*Given task*
Present each line of the entries below that holds the word "this".

[Dataset records]
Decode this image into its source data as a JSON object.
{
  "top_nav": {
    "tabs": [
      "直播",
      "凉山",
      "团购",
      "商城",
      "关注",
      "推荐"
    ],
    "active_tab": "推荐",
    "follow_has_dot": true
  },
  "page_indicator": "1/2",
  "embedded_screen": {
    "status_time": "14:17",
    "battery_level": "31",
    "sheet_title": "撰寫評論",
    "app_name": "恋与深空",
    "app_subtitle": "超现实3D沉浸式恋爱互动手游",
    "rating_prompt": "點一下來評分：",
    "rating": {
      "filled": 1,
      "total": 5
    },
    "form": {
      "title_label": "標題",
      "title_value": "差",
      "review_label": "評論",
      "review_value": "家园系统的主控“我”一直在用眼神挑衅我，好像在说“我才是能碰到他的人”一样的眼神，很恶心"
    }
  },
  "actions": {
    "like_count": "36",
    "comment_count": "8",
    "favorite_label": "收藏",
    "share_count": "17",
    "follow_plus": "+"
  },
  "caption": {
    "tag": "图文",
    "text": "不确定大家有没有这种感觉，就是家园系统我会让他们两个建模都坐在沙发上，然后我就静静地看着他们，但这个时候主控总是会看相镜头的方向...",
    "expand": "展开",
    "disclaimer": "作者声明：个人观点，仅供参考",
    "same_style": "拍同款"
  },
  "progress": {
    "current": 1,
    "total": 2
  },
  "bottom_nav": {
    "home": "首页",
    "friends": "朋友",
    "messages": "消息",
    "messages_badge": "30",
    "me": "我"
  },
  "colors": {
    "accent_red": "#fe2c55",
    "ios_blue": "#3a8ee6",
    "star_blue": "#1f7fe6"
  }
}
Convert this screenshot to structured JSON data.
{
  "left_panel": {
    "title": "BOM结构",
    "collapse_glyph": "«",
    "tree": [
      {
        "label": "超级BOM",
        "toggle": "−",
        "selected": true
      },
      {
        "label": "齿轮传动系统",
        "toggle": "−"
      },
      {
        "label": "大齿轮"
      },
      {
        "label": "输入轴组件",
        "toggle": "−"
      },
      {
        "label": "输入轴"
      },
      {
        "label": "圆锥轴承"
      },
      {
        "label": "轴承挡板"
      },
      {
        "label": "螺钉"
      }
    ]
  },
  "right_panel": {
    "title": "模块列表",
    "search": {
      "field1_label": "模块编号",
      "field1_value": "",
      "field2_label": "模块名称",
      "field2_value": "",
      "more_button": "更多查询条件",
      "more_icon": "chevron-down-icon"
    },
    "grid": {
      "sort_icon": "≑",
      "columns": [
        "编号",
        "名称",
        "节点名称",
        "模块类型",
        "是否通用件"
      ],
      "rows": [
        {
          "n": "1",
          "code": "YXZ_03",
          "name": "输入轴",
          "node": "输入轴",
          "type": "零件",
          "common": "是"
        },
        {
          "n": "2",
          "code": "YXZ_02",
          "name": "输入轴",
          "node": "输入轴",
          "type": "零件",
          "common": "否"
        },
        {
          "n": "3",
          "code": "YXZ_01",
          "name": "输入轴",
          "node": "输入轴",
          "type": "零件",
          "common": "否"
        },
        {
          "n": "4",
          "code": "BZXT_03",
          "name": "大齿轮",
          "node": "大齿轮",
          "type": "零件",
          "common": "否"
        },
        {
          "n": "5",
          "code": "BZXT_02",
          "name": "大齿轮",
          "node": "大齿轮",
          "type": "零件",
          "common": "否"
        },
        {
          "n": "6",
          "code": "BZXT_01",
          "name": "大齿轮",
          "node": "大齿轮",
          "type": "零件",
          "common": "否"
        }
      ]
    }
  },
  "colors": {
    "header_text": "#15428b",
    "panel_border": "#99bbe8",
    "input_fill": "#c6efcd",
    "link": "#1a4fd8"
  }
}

*Task output*
Decode this image into its source data as a JSON object.
Convert this screenshot to structured JSON data.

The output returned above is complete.